→ Work instructions
Look through the data below. Collect every line where the word "Instagram" occurs.

-- start Records shown --

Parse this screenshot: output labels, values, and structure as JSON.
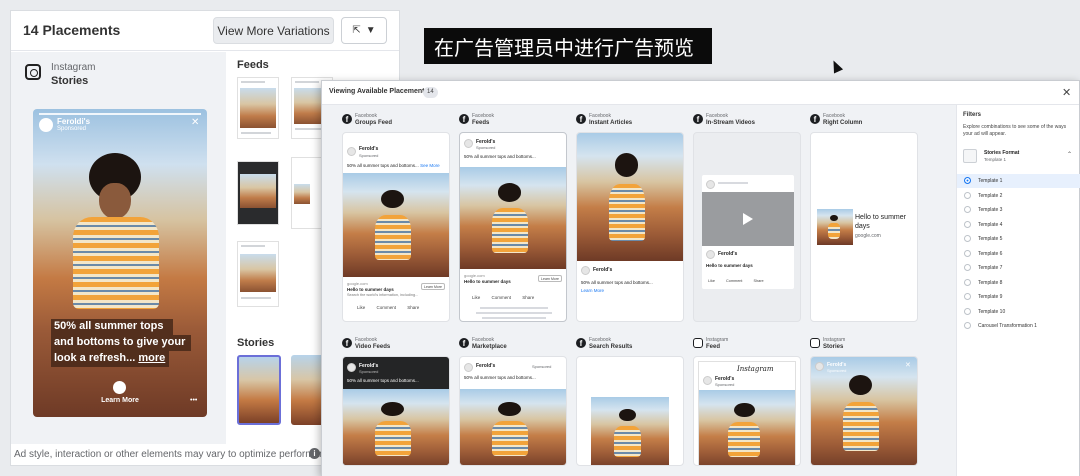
{
  "background": {
    "title": "14 Placements",
    "view_more_label": "View More Variations",
    "selected": {
      "network": "Instagram",
      "placement": "Stories"
    },
    "feeds_label": "Feeds",
    "stories_label": "Stories",
    "story": {
      "brand": "Feroldi's",
      "sponsored": "Sponsored",
      "caption_1": "50% all summer tops",
      "caption_2": "and bottoms to give your",
      "caption_3_prefix": "look a refresh... ",
      "caption_more": "more",
      "cta": "Learn More",
      "dots": "•••"
    },
    "footer": "Ad style, interaction or other elements may vary to optimize performance."
  },
  "overlay_label": "在广告管理员中进行广告预览",
  "modal": {
    "title": "Viewing Available Placements",
    "count": "14",
    "close": "✕",
    "placements": [
      {
        "network": "Facebook",
        "name": "Groups Feed"
      },
      {
        "network": "Facebook",
        "name": "Feeds"
      },
      {
        "network": "Facebook",
        "name": "Instant Articles"
      },
      {
        "network": "Facebook",
        "name": "In-Stream Videos"
      },
      {
        "network": "Facebook",
        "name": "Right Column"
      },
      {
        "network": "Facebook",
        "name": "Video Feeds"
      },
      {
        "network": "Facebook",
        "name": "Marketplace"
      },
      {
        "network": "Facebook",
        "name": "Search Results"
      },
      {
        "network": "Instagram",
        "name": "Feed"
      },
      {
        "network": "Instagram",
        "name": "Stories"
      }
    ],
    "ad": {
      "brand": "Ferold's",
      "sponsored": "Sponsored",
      "body": "50% all summer tops and bottoms to give your look a refresh",
      "body_short": "50% all summer tops and bottoms...",
      "see_more": "See More",
      "link_headline": "Hello to summer days",
      "link_desc": "Search the world's information, including...",
      "cta": "Learn More",
      "actions": "Like Comment Share",
      "right_column_headline": "Hello to summer days",
      "right_column_url": "google.com",
      "instagram_logo": "Instagram"
    }
  },
  "filters": {
    "title": "Filters",
    "description": "Explore combinations to see some of the ways your ad will appear.",
    "format_label": "Stories Format",
    "format_value": "Template 1",
    "templates": [
      "Template 1",
      "Template 2",
      "Template 3",
      "Template 4",
      "Template 5",
      "Template 6",
      "Template 7",
      "Template 8",
      "Template 9",
      "Template 10",
      "Carousel Transformation 1"
    ],
    "selected_index": 0
  },
  "colors": {
    "accent": "#1877f2",
    "overlay_bg": "#0b0b0b",
    "panel_bg": "#f0f2f5"
  }
}
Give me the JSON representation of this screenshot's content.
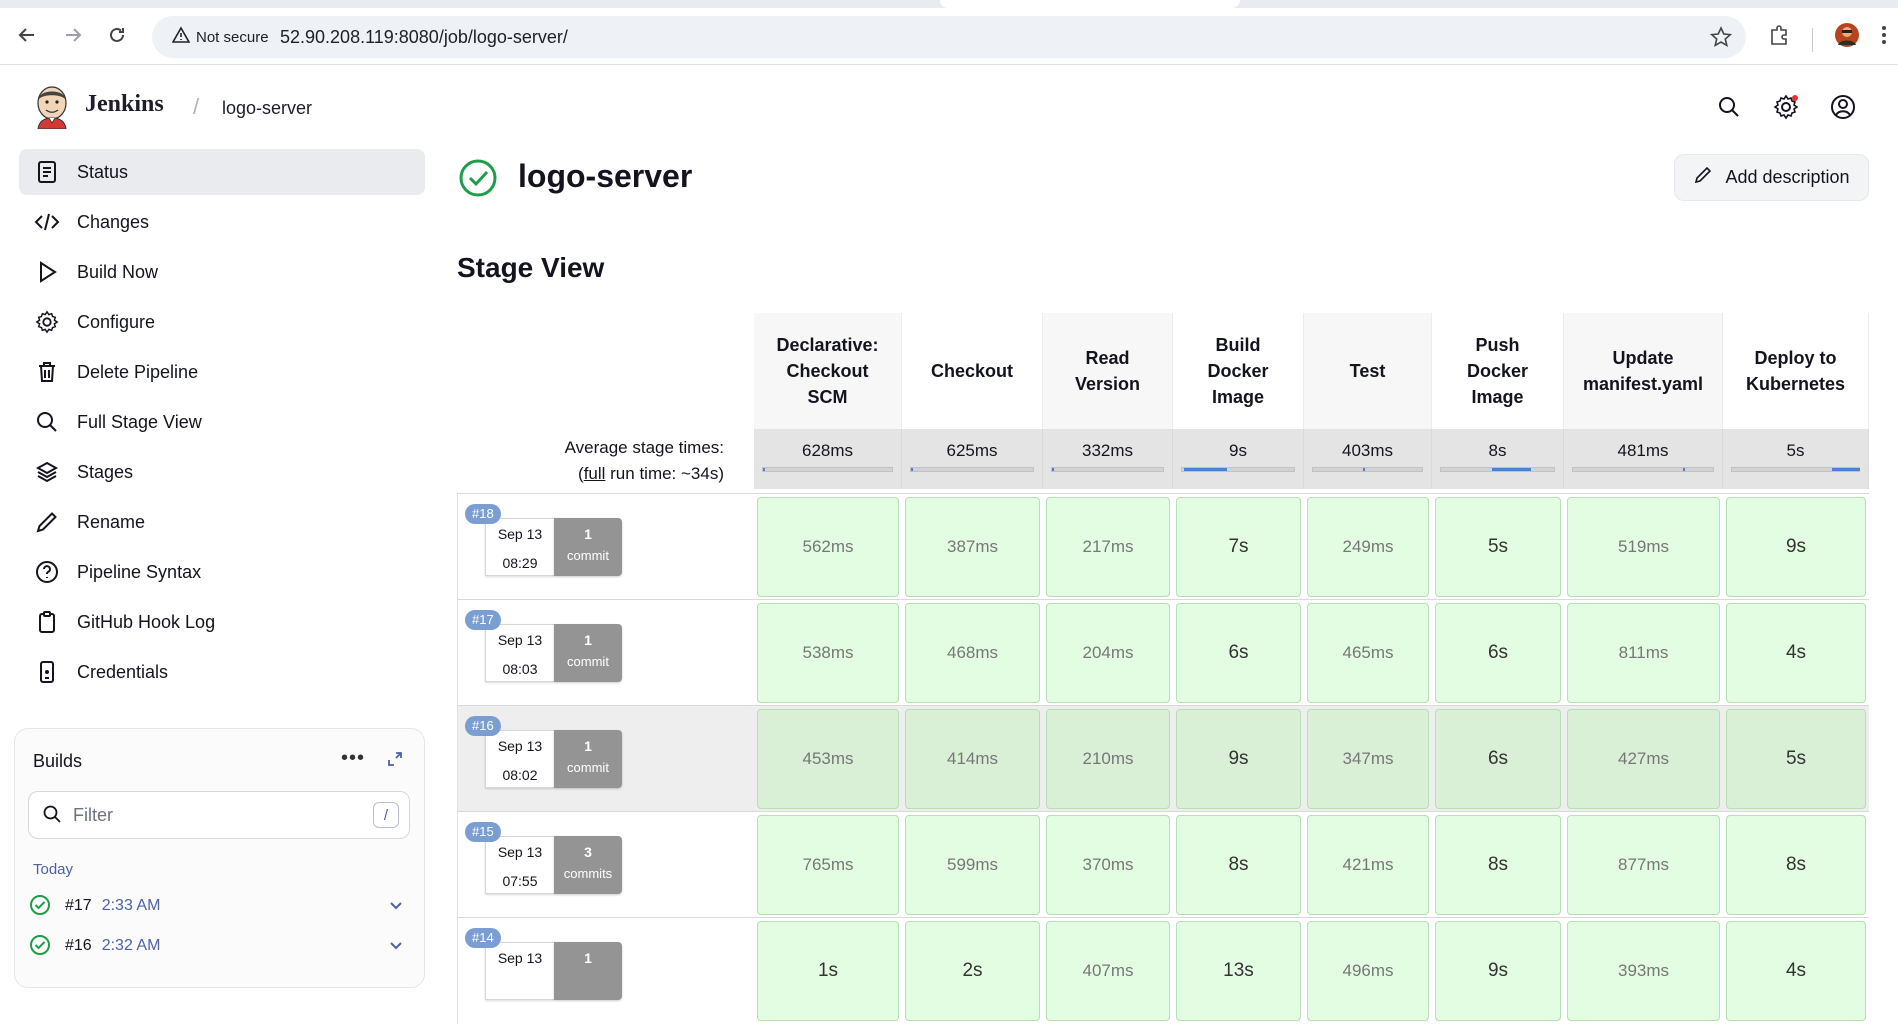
{
  "browser": {
    "security_label": "Not secure",
    "url": "52.90.208.119:8080/job/logo-server/"
  },
  "header": {
    "brand": "Jenkins",
    "breadcrumb_job": "logo-server"
  },
  "sidebar": {
    "items": [
      {
        "label": "Status",
        "icon": "status-icon"
      },
      {
        "label": "Changes",
        "icon": "code-icon"
      },
      {
        "label": "Build Now",
        "icon": "play-icon"
      },
      {
        "label": "Configure",
        "icon": "gear-icon"
      },
      {
        "label": "Delete Pipeline",
        "icon": "trash-icon"
      },
      {
        "label": "Full Stage View",
        "icon": "search-icon"
      },
      {
        "label": "Stages",
        "icon": "layers-icon"
      },
      {
        "label": "Rename",
        "icon": "pencil-icon"
      },
      {
        "label": "Pipeline Syntax",
        "icon": "help-icon"
      },
      {
        "label": "GitHub Hook Log",
        "icon": "clipboard-icon"
      },
      {
        "label": "Credentials",
        "icon": "phone-icon"
      }
    ]
  },
  "builds": {
    "title": "Builds",
    "filter_placeholder": "Filter",
    "filter_shortcut": "/",
    "group_label": "Today",
    "items": [
      {
        "number": "#17",
        "time": "2:33 AM"
      },
      {
        "number": "#16",
        "time": "2:32 AM"
      }
    ]
  },
  "main": {
    "job_title": "logo-server",
    "add_description_label": "Add description",
    "stage_view_title": "Stage View",
    "avg_label_line1": "Average stage times:",
    "avg_label_pre": "(",
    "avg_label_link": "full",
    "avg_label_post": " run time: ~34s)"
  },
  "stage_view": {
    "stages": [
      {
        "lines": [
          "Declarative:",
          "Checkout",
          "SCM"
        ],
        "avg": "628ms",
        "avg_fraction": 0.0
      },
      {
        "lines": [
          "Checkout"
        ],
        "avg": "625ms",
        "avg_fraction": 0.0
      },
      {
        "lines": [
          "Read",
          "Version"
        ],
        "avg": "332ms",
        "avg_fraction": 0.0
      },
      {
        "lines": [
          "Build",
          "Docker",
          "Image"
        ],
        "avg": "9s",
        "avg_fraction": 0.38
      },
      {
        "lines": [
          "Test"
        ],
        "avg": "403ms",
        "avg_fraction": 0.0
      },
      {
        "lines": [
          "Push",
          "Docker",
          "Image"
        ],
        "avg": "8s",
        "avg_fraction": 0.34
      },
      {
        "lines": [
          "Update",
          "manifest.yaml"
        ],
        "avg": "481ms",
        "avg_fraction": 0.0
      },
      {
        "lines": [
          "Deploy to",
          "Kubernetes"
        ],
        "avg": "5s",
        "avg_fraction": 0.22
      }
    ],
    "runs": [
      {
        "badge": "#18",
        "date": "Sep 13",
        "time": "08:29",
        "commit_count": "1",
        "commit_word": "commit",
        "durations": [
          "562ms",
          "387ms",
          "217ms",
          "7s",
          "249ms",
          "5s",
          "519ms",
          "9s"
        ]
      },
      {
        "badge": "#17",
        "date": "Sep 13",
        "time": "08:03",
        "commit_count": "1",
        "commit_word": "commit",
        "durations": [
          "538ms",
          "468ms",
          "204ms",
          "6s",
          "465ms",
          "6s",
          "811ms",
          "4s"
        ]
      },
      {
        "badge": "#16",
        "date": "Sep 13",
        "time": "08:02",
        "commit_count": "1",
        "commit_word": "commit",
        "durations": [
          "453ms",
          "414ms",
          "210ms",
          "9s",
          "347ms",
          "6s",
          "427ms",
          "5s"
        ]
      },
      {
        "badge": "#15",
        "date": "Sep 13",
        "time": "07:55",
        "commit_count": "3",
        "commit_word": "commits",
        "durations": [
          "765ms",
          "599ms",
          "370ms",
          "8s",
          "421ms",
          "8s",
          "877ms",
          "8s"
        ]
      },
      {
        "badge": "#14",
        "date": "Sep 13",
        "time": "",
        "commit_count": "1",
        "commit_word": "",
        "durations": [
          "1s",
          "2s",
          "407ms",
          "13s",
          "496ms",
          "9s",
          "393ms",
          "4s"
        ]
      }
    ]
  },
  "colors": {
    "success_green": "#1e9e4a",
    "stage_cell_bg": "#e3fde2",
    "badge_blue": "#7a9ed2",
    "link_blue": "#4c62a7"
  }
}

-- end Records shown --

→ Output
      "network": "Instagram",
        "network": "Instagram",
        "network": "Instagram",
      "instagram_logo": "Instagram"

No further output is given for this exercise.